### Given problem
Would it be possible to write out each entry below exactly, without the pictures?
──────────
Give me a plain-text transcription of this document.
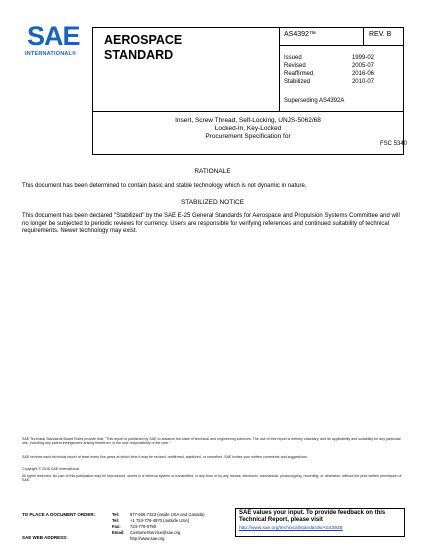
SAE
INTERNATIONAL®
AEROSPACE
STANDARD
AS4392™	REV. B
Issued	1999-02
Revised	2005-07
Reaffirmed	2016-06
Stabilized	2010-07
Superseding AS4392A
Insert, Screw Thread, Self-Locking, UNJS-5062/68
Locked-In, Key-Locked
Procurement Specification for
FSC 5340
RATIONALE
This document has been determined to contain basic and stable technology which is not dynamic in nature.
STABILIZED NOTICE
This document has been declared "Stabilized" by the SAE E-25 General Standards for Aerospace and Propulsion Systems Committee and will no longer be subjected to periodic reviews for currency. Users are responsible for verifying references and continued suitability of technical requirements. Newer technology may exist.
SAE Technical Standards Board Rules provide that: "This report is published by SAE to advance the state of technical and engineering sciences. The use of this report is entirely voluntary, and its applicability and suitability for any particular use, including any patent infringement arising therefrom, is the sole responsibility of the user."
SAE reviews each technical report at least every five years at which time it may be revised, reaffirmed, stabilized, or cancelled. SAE invites your written comments and suggestions.
Copyright © 2016 SAE International
All rights reserved. No part of this publication may be reproduced, stored in a retrieval system or transmitted, in any form or by any means, electronic, mechanical, photocopying, recording, or otherwise, without the prior written permission of SAE.
TO PLACE A DOCUMENT ORDER:
SAE WEB ADDRESS:
Tel:	877-606-7323 (inside USA and Canada)
Tel:	+1 724-776-4970 (outside USA)
Fax: 724-776-0790
Email: CustomerService@sae.org
http://www.sae.org
SAE values your input. To provide feedback on this Technical Report, please visit
http://www.sae.org/technical/standards/AS4392B
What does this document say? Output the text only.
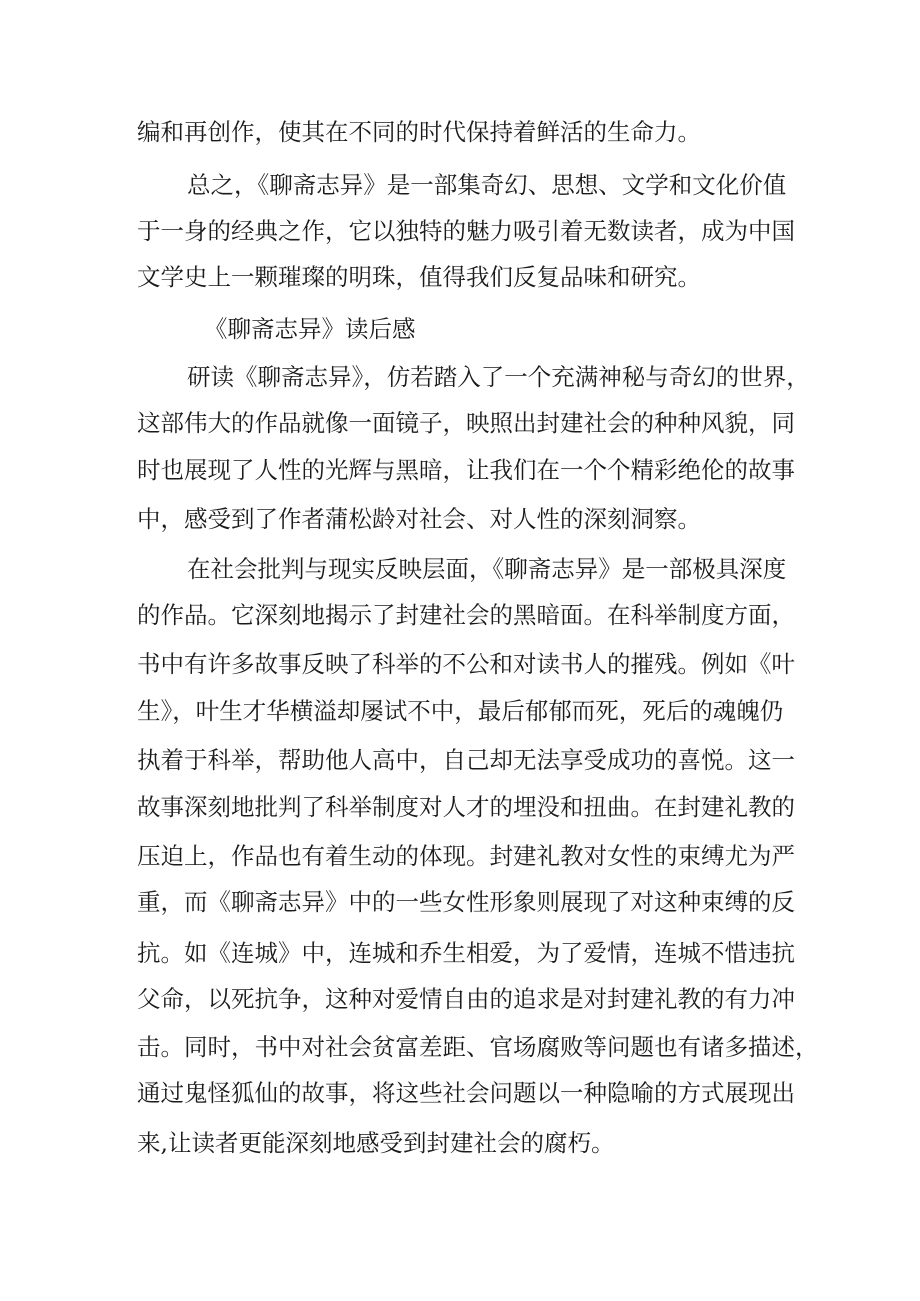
编和再创作，使其在不同的时代保持着鲜活的生命力。
总之，《聊斋志异》是一部集奇幻、思想、文学和文化价值
于一身的经典之作，它以独特的魅力吸引着无数读者，成为中国
文学史上一颗璀璨的明珠，值得我们反复品味和研究。
《聊斋志异》读后感
研读《聊斋志异》，仿若踏入了一个充满神秘与奇幻的世界，
这部伟大的作品就像一面镜子，映照出封建社会的种种风貌，同
时也展现了人性的光辉与黑暗，让我们在一个个精彩绝伦的故事
中，感受到了作者蒲松龄对社会、对人性的深刻洞察。
在社会批判与现实反映层面，《聊斋志异》是一部极具深度
的作品。它深刻地揭示了封建社会的黑暗面。在科举制度方面，
书中有许多故事反映了科举的不公和对读书人的摧残。例如《叶
生》，叶生才华横溢却屡试不中，最后郁郁而死，死后的魂魄仍
执着于科举，帮助他人高中，自己却无法享受成功的喜悦。这一
故事深刻地批判了科举制度对人才的埋没和扭曲。在封建礼教的
压迫上，作品也有着生动的体现。封建礼教对女性的束缚尤为严
重，而《聊斋志异》中的一些女性形象则展现了对这种束缚的反
抗。如《连城》中，连城和乔生相爱，为了爱情，连城不惜违抗
父命，以死抗争，这种对爱情自由的追求是对封建礼教的有力冲
击。同时，书中对社会贫富差距、官场腐败等问题也有诸多描述，
通过鬼怪狐仙的故事，将这些社会问题以一种隐喻的方式展现出
来,让读者更能深刻地感受到封建社会的腐朽。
──────────
### Answer to the exercise
Give me a plain-text transcription of this document.
SAE
INTERNATIONAL®
AEROSPACE
STANDARD
AS4392™	REV. B
Issued	1999-02
Revised	2005-07
Reaffirmed	2016-06
Stabilized	2010-07
Superseding AS4392A
Insert, Screw Thread, Self-Locking, UNJS-5062/68
Locked-In, Key-Locked
Procurement Specification for
FSC 5340
RATIONALE
This document has been determined to contain basic and stable technology which is not dynamic in nature.
STABILIZED NOTICE
This document has been declared "Stabilized" by the SAE E-25 General Standards for Aerospace and Propulsion Systems Committee and will no longer be subjected to periodic reviews for currency. Users are responsible for verifying references and continued suitability of technical requirements. Newer technology may exist.
SAE Technical Standards Board Rules provide that: "This report is published by SAE to advance the state of technical and engineering sciences. The use of this report is entirely voluntary, and its applicability and suitability for any particular use, including any patent infringement arising therefrom, is the sole responsibility of the user."
SAE reviews each technical report at least every five years at which time it may be revised, reaffirmed, stabilized, or cancelled. SAE invites your written comments and suggestions.
Copyright © 2016 SAE International
All rights reserved. No part of this publication may be reproduced, stored in a retrieval system or transmitted, in any form or by any means, electronic, mechanical, photocopying, recording, or otherwise, without the prior written permission of SAE.
TO PLACE A DOCUMENT ORDER:
SAE WEB ADDRESS:
Tel:	877-606-7323 (inside USA and Canada)
Tel:	+1 724-776-4970 (outside USA)
Fax: 724-776-0790
Email: CustomerService@sae.org
http://www.sae.org
SAE values your input. To provide feedback on this Technical Report, please visit
http://www.sae.org/technical/standards/AS4392B
What does this document say? Output the text only.
编和再创作，使其在不同的时代保持着鲜活的生命力。
总之，《聊斋志异》是一部集奇幻、思想、文学和文化价值
于一身的经典之作，它以独特的魅力吸引着无数读者，成为中国
文学史上一颗璀璨的明珠，值得我们反复品味和研究。
《聊斋志异》读后感
研读《聊斋志异》，仿若踏入了一个充满神秘与奇幻的世界，
这部伟大的作品就像一面镜子，映照出封建社会的种种风貌，同
时也展现了人性的光辉与黑暗，让我们在一个个精彩绝伦的故事
中，感受到了作者蒲松龄对社会、对人性的深刻洞察。
在社会批判与现实反映层面，《聊斋志异》是一部极具深度
的作品。它深刻地揭示了封建社会的黑暗面。在科举制度方面，
书中有许多故事反映了科举的不公和对读书人的摧残。例如《叶
生》，叶生才华横溢却屡试不中，最后郁郁而死，死后的魂魄仍
执着于科举，帮助他人高中，自己却无法享受成功的喜悦。这一
故事深刻地批判了科举制度对人才的埋没和扭曲。在封建礼教的
压迫上，作品也有着生动的体现。封建礼教对女性的束缚尤为严
重，而《聊斋志异》中的一些女性形象则展现了对这种束缚的反
抗。如《连城》中，连城和乔生相爱，为了爱情，连城不惜违抗
父命，以死抗争，这种对爱情自由的追求是对封建礼教的有力冲
击。同时，书中对社会贫富差距、官场腐败等问题也有诸多描述，
通过鬼怪狐仙的故事，将这些社会问题以一种隐喻的方式展现出
来,让读者更能深刻地感受到封建社会的腐朽。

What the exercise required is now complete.